*Task*:
Copy out all of the data exactly as it appears.

*Data for the task*:
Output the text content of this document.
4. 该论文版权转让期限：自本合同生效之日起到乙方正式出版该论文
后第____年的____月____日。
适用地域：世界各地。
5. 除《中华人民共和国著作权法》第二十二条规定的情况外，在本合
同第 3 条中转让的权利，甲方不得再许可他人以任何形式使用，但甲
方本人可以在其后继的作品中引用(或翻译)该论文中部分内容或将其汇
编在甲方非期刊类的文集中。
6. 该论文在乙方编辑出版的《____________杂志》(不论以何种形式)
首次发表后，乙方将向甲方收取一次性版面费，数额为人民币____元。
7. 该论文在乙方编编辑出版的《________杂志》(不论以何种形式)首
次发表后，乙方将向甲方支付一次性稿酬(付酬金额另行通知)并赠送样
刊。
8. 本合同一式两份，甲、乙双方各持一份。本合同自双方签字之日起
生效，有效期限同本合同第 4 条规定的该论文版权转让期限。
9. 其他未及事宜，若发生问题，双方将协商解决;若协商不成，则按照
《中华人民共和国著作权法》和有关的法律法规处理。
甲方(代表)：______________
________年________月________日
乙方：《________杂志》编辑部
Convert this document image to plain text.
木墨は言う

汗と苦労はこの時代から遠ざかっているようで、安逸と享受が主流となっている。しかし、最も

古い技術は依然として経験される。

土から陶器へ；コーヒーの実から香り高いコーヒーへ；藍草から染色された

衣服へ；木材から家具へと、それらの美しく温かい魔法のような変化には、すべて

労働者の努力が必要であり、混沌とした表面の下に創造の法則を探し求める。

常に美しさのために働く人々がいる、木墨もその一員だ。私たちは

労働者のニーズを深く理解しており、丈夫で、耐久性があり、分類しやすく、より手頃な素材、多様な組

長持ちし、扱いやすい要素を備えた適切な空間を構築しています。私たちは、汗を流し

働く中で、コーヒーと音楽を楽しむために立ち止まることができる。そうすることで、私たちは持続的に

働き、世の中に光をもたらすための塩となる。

*The result*:
Output the text content of this document.
4. 该论文版权转让期限：自本合同生效之日起到乙方正式出版该论文
后第____年的____月____日。
适用地域：世界各地。
5. 除《中华人民共和国著作权法》第二十二条规定的情况外，在本合
同第 3 条中转让的权利，甲方不得再许可他人以任何形式使用，但甲
方本人可以在其后继的作品中引用(或翻译)该论文中部分内容或将其汇
编在甲方非期刊类的文集中。
6. 该论文在乙方编辑出版的《____________杂志》(不论以何种形式)
首次发表后，乙方将向甲方收取一次性版面费，数额为人民币____元。
7. 该论文在乙方编编辑出版的《________杂志》(不论以何种形式)首
次发表后，乙方将向甲方支付一次性稿酬(付酬金额另行通知)并赠送样
刊。
8. 本合同一式两份，甲、乙双方各持一份。本合同自双方签字之日起
生效，有效期限同本合同第 4 条规定的该论文版权转让期限。
9. 其他未及事宜，若发生问题，双方将协商解决;若协商不成，则按照
《中华人民共和国著作权法》和有关的法律法规处理。
甲方(代表)：______________
________年________月________日
乙方：《________杂志》编辑部
Convert this document image to plain text.
木墨は言う

汗と苦労はこの時代から遠ざかっているようで、安逸と享受が主流となっている。しかし、最も

古い技術は依然として経験される。

土から陶器へ；コーヒーの実から香り高いコーヒーへ；藍草から染色された

衣服へ；木材から家具へと、それらの美しく温かい魔法のような変化には、すべて

労働者の努力が必要であり、混沌とした表面の下に創造の法則を探し求める。

常に美しさのために働く人々がいる、木墨もその一員だ。私たちは

労働者のニーズを深く理解しており、丈夫で、耐久性があり、分類しやすく、より手頃な素材、多様な組

長持ちし、扱いやすい要素を備えた適切な空間を構築しています。私たちは、汗を流し

働く中で、コーヒーと音楽を楽しむために立ち止まることができる。そうすることで、私たちは持続的に

働き、世の中に光をもたらすための塩となる。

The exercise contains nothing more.